DATA TO USE:
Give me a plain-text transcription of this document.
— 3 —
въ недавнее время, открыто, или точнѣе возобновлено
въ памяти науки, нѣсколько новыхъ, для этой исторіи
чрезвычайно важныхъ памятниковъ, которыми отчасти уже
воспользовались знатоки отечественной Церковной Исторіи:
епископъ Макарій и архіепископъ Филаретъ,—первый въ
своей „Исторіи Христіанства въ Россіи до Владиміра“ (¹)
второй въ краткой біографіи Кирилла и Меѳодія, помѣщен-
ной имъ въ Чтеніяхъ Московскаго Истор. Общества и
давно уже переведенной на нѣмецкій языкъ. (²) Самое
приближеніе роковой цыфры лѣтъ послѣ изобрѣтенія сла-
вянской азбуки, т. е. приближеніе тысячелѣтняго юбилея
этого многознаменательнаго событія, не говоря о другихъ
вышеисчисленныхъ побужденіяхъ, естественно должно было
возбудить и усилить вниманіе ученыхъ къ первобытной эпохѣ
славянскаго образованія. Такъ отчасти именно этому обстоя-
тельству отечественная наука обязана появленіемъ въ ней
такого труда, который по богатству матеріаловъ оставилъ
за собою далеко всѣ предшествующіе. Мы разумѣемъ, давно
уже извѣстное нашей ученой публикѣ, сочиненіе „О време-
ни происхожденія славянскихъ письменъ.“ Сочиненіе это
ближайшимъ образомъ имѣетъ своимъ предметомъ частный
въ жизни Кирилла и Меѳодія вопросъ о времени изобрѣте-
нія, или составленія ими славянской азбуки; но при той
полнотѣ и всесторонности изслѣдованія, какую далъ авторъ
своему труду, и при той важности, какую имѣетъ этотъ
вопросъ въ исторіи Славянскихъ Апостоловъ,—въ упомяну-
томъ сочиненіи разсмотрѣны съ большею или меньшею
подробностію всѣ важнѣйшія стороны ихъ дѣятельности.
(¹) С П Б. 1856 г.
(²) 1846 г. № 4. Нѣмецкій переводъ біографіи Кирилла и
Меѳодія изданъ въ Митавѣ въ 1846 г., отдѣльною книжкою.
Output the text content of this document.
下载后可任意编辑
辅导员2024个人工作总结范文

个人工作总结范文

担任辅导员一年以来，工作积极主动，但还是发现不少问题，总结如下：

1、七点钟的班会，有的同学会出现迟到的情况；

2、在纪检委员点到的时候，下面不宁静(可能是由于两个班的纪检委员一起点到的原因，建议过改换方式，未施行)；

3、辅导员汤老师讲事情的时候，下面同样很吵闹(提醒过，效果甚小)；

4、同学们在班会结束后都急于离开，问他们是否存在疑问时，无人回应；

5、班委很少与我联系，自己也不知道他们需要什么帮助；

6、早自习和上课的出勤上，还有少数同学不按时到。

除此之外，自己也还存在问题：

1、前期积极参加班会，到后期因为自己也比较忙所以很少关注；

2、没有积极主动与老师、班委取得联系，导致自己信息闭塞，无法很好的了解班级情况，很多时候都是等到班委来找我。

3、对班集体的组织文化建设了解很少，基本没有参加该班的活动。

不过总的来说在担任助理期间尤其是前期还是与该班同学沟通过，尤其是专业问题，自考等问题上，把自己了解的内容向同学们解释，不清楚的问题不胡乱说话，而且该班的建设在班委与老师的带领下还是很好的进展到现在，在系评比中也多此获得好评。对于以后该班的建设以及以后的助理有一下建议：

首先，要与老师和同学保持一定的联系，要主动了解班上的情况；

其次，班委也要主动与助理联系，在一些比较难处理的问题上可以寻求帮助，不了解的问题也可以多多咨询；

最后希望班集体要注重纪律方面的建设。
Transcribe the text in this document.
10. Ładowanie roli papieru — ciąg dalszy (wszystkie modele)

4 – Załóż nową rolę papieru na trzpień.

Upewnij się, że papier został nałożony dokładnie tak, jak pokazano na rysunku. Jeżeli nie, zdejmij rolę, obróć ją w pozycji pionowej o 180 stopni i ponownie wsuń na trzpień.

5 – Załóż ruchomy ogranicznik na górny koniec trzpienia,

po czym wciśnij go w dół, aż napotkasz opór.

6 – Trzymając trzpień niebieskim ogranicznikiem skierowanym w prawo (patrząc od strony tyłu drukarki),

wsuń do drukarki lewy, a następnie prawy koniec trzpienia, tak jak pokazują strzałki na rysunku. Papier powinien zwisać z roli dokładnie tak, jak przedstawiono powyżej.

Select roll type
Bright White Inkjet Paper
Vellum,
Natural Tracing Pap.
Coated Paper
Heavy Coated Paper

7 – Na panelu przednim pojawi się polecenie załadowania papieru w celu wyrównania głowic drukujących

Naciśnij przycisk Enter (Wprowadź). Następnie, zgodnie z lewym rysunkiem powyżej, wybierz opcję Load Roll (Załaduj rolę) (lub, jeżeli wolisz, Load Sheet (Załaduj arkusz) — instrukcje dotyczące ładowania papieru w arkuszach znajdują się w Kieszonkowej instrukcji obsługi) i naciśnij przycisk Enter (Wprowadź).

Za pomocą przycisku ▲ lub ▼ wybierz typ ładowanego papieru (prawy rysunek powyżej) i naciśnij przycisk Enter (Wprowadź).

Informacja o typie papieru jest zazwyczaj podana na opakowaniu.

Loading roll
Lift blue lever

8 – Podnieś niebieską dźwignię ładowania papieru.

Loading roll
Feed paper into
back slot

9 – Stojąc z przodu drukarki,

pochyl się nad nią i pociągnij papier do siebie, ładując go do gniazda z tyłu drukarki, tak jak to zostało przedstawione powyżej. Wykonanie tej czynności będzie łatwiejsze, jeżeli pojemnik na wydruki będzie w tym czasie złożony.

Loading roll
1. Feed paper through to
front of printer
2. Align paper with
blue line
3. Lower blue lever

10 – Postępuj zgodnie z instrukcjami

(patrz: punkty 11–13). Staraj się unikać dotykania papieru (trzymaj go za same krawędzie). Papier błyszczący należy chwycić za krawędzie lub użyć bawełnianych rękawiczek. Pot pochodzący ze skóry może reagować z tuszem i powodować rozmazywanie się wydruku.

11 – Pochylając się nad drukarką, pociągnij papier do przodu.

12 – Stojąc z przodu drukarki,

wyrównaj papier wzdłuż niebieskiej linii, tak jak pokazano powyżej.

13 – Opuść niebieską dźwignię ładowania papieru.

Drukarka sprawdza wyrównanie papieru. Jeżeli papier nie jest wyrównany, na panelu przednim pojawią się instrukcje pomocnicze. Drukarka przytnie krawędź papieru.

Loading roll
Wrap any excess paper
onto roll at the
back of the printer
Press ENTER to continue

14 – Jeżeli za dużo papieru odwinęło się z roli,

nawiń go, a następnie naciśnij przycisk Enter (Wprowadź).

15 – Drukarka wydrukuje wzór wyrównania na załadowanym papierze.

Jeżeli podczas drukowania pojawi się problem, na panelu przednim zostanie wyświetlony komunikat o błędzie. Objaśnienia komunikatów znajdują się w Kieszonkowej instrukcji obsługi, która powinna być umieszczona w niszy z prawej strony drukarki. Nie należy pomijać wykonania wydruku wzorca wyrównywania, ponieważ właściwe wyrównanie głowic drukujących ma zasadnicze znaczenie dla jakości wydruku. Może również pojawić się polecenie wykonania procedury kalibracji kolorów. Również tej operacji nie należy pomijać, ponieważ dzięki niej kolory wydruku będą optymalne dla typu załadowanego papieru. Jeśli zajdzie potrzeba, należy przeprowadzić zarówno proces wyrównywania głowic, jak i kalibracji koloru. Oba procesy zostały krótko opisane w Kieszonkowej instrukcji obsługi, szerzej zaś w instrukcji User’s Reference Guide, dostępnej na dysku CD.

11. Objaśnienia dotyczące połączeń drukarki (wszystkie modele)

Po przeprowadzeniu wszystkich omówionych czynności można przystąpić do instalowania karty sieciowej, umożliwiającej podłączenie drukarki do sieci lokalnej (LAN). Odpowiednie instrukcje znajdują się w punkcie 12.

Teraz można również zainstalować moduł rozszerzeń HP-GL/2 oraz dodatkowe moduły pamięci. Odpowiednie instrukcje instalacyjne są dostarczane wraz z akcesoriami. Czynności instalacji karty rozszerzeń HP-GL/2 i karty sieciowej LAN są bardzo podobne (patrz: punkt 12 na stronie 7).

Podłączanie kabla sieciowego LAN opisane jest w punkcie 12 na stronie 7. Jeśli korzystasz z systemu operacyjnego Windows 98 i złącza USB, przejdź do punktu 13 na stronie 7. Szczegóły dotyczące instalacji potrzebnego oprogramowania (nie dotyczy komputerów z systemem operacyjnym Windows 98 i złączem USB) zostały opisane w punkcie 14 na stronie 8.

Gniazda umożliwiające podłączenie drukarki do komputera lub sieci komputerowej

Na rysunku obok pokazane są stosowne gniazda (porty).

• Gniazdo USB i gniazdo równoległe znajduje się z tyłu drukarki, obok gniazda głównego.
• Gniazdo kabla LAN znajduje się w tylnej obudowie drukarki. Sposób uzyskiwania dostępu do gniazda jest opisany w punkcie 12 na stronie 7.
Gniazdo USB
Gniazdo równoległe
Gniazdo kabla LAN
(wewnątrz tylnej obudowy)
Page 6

GOAL:
Track down the lines that include the word "pociągnij" and copy them.

OUTPUT BELOW:
pochyl się nad nią i pociągnij papier do siebie, ładując go do gniazda z tyłu drukarki, tak jak to zostało przedstawione powyżej. Wykonanie tej czynności będzie łatwiejsze, jeżeli pojemnik na wydruki będzie w tym czasie złożony.
11 – Pochylając się nad drukarką, pociągnij papier do przodu.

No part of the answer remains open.